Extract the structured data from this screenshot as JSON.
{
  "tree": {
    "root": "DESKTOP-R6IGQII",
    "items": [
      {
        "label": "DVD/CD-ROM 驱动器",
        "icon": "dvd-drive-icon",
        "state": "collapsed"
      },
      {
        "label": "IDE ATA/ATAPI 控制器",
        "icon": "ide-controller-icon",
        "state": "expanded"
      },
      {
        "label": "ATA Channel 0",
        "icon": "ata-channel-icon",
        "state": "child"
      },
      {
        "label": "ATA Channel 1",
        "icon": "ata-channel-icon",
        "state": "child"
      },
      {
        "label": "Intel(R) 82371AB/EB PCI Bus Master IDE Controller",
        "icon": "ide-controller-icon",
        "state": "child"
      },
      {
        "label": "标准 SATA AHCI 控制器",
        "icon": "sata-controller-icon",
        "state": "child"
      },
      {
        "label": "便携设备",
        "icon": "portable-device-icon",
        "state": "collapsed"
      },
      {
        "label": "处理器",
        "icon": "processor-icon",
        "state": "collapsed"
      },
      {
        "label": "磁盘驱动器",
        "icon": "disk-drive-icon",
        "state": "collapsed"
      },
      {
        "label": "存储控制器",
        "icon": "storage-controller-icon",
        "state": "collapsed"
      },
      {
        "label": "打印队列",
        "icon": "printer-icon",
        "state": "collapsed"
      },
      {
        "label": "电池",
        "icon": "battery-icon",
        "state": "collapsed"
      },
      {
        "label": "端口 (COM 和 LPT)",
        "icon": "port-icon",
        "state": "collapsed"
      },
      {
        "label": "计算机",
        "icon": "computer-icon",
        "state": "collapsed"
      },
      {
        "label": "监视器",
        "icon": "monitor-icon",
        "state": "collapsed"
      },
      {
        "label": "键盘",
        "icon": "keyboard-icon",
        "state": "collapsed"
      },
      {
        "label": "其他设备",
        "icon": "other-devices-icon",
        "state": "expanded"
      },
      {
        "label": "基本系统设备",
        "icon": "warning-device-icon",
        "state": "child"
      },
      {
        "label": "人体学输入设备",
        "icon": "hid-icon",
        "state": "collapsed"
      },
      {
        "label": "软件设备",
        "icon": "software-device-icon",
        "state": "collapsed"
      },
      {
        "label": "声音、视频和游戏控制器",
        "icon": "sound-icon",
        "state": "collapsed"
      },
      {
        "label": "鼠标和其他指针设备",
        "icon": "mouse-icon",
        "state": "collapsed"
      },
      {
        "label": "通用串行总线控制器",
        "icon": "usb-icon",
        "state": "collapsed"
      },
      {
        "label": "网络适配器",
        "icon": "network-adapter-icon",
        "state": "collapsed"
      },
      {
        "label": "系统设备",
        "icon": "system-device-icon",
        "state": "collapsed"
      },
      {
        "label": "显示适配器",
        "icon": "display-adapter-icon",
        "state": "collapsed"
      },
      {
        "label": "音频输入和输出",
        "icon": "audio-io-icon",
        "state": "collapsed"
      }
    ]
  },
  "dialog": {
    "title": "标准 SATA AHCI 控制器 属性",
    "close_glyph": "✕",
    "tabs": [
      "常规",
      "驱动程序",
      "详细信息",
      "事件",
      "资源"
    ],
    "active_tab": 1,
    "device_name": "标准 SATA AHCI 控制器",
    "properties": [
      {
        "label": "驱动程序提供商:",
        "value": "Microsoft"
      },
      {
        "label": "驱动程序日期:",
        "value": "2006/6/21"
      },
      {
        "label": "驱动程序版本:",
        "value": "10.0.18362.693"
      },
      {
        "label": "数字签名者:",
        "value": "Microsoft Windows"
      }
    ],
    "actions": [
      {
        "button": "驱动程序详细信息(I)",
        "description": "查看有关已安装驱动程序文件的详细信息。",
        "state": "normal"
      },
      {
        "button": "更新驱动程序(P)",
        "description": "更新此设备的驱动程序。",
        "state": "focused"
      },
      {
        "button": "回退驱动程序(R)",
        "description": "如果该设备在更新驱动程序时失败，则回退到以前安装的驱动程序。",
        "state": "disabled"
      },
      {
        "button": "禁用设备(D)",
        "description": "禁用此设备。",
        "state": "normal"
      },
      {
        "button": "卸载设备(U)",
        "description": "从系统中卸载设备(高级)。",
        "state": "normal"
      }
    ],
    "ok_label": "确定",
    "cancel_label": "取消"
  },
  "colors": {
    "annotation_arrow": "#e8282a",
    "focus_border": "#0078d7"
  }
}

Task requirements —
Collect every line from the records above that contains the word "drive".

Output of the exercise —
        "icon": "dvd-drive-icon",
        "icon": "disk-drive-icon",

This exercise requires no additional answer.